START Data section

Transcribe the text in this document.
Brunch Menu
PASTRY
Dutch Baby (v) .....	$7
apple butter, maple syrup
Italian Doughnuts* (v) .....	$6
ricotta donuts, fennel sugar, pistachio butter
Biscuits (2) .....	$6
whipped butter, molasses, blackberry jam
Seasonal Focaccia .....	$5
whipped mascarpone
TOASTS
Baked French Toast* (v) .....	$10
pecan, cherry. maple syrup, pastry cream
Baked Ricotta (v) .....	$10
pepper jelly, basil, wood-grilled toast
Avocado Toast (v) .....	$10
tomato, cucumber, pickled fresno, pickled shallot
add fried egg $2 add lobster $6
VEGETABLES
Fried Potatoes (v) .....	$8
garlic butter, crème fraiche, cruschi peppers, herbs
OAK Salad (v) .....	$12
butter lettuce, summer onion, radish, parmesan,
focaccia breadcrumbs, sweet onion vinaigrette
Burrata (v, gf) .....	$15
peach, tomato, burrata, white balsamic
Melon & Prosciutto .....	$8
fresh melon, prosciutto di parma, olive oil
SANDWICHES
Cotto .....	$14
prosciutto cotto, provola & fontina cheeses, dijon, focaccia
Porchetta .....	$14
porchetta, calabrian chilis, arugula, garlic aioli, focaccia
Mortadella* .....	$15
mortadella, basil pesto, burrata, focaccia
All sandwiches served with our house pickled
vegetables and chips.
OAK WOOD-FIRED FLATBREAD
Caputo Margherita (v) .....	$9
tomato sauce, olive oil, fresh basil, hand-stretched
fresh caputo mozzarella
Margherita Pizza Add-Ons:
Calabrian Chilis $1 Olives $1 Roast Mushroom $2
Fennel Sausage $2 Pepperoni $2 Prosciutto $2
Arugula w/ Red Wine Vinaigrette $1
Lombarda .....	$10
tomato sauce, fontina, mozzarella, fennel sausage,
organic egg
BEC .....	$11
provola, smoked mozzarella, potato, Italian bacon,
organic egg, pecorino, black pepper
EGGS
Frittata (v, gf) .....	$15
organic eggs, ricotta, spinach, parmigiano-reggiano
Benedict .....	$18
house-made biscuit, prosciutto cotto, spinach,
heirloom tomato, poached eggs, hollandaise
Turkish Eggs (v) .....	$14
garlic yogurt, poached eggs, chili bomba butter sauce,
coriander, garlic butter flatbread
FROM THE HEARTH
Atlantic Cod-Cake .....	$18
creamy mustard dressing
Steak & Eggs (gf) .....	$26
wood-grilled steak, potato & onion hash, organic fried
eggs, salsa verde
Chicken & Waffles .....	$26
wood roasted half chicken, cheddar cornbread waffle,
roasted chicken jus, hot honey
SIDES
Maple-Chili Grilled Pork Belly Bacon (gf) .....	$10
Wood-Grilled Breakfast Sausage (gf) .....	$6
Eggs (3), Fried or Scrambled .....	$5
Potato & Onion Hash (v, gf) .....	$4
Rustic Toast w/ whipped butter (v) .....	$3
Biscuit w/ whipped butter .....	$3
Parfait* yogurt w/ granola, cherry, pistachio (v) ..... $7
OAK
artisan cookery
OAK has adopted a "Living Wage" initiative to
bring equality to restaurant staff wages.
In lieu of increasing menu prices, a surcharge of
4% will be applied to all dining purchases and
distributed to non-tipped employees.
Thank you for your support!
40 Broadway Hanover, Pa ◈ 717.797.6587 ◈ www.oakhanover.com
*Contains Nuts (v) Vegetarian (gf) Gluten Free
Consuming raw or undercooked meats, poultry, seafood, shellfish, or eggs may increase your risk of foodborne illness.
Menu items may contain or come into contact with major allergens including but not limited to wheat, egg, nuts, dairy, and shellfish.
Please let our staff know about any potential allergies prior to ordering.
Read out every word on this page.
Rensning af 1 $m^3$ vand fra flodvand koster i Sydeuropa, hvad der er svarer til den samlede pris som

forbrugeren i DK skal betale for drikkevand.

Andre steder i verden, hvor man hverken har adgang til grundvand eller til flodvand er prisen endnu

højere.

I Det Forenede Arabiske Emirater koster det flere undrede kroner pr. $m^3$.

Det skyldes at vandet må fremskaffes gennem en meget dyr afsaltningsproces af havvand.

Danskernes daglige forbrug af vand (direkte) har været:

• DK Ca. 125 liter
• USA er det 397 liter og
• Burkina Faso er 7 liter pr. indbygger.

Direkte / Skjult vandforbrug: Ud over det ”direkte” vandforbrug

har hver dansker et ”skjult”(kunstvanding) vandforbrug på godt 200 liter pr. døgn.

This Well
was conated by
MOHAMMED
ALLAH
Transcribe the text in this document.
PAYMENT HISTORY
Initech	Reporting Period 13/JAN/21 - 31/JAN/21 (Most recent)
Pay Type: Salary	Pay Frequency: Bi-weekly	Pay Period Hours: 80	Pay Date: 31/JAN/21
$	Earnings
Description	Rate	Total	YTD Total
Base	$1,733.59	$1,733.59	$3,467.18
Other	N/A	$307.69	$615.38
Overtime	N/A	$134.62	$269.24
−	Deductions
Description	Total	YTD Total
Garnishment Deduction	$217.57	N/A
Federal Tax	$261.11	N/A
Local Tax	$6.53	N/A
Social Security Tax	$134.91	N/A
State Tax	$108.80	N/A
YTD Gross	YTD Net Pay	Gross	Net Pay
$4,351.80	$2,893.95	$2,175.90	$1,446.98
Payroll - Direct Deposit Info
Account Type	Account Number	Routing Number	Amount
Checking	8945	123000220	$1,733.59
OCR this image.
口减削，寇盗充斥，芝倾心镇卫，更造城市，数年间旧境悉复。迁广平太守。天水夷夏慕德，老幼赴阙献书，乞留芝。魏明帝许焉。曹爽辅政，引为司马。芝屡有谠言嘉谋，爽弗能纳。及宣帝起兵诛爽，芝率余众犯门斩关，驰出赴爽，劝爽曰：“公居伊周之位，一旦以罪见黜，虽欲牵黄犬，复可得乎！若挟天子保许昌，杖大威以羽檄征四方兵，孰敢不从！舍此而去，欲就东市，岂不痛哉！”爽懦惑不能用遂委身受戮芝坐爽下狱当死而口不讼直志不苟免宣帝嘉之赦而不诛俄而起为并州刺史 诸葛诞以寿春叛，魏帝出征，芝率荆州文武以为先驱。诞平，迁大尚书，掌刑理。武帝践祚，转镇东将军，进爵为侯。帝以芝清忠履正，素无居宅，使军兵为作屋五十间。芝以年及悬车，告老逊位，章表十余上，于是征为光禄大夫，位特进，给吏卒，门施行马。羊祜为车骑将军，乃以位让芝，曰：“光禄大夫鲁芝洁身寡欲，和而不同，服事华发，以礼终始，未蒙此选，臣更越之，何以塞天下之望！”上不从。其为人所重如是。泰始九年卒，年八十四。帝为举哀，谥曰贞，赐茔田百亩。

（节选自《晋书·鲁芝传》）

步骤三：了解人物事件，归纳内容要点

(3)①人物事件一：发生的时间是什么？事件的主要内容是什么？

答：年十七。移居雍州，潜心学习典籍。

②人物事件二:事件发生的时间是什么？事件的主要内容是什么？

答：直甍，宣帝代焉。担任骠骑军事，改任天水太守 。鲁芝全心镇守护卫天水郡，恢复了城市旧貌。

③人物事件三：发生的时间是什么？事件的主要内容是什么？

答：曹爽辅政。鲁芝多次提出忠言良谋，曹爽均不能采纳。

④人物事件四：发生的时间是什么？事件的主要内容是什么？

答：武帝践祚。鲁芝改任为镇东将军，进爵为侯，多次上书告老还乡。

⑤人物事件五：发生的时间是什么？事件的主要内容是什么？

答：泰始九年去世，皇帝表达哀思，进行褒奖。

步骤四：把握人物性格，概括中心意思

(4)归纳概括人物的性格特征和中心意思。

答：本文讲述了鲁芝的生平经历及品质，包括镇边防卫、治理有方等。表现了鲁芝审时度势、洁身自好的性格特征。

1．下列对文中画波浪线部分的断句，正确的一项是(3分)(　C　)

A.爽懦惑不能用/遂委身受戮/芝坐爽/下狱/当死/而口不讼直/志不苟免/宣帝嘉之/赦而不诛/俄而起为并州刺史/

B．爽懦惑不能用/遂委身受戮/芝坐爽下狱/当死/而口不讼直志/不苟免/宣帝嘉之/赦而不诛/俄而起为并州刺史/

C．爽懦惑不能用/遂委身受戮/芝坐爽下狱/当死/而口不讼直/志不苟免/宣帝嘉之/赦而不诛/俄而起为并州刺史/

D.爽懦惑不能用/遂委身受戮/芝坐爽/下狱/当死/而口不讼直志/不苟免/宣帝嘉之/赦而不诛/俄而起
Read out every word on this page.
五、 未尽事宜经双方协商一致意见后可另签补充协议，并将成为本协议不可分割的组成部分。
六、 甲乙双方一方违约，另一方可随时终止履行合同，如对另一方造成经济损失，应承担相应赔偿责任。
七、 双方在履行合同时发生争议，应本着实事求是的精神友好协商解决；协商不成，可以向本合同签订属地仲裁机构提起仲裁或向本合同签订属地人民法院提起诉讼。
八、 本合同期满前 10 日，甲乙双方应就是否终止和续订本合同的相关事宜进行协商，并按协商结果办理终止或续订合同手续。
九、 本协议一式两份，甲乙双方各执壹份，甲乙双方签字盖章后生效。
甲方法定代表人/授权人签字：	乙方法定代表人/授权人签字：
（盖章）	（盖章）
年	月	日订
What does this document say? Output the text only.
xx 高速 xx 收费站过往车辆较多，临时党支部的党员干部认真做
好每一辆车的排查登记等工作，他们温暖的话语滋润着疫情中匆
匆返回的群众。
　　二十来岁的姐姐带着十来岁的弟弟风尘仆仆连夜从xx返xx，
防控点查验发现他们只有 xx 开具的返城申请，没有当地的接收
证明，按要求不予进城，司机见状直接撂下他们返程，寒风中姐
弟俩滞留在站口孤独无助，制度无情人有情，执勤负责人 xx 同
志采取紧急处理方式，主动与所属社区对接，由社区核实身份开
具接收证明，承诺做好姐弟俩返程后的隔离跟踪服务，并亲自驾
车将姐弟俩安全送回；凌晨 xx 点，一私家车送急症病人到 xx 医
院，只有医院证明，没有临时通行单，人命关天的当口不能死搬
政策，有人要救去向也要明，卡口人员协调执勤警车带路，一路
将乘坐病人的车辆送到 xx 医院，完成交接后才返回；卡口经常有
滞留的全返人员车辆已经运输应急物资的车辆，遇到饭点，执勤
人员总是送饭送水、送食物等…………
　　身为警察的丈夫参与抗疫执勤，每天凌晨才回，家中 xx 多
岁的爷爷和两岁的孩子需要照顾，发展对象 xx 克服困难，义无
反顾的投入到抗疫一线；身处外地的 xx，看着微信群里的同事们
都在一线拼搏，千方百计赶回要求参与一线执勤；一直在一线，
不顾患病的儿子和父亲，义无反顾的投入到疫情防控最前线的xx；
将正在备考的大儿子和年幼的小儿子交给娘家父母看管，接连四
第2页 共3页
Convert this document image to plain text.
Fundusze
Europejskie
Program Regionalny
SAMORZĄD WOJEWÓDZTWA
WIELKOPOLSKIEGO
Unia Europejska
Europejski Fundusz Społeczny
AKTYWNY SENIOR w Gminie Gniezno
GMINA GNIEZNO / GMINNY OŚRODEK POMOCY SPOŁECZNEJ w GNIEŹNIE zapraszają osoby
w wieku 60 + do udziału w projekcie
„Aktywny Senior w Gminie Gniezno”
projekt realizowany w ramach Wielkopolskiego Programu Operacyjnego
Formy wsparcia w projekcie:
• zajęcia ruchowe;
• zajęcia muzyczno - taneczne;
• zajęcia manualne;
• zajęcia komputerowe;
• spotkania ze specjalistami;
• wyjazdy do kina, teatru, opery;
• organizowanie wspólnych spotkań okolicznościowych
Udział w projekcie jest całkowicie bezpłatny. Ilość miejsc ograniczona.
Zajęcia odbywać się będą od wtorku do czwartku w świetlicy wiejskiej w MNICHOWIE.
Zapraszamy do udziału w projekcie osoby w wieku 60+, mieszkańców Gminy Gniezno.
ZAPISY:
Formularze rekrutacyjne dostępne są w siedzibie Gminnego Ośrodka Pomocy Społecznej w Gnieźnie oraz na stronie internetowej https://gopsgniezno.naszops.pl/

END Data section

To do:
Look over the listing. Pull out every line with the string "provola" in it.

Correct answer:
prosciutto cotto, provola & fontina cheeses, dijon, focaccia
provola, smoked mozzarella, potato, Italian bacon,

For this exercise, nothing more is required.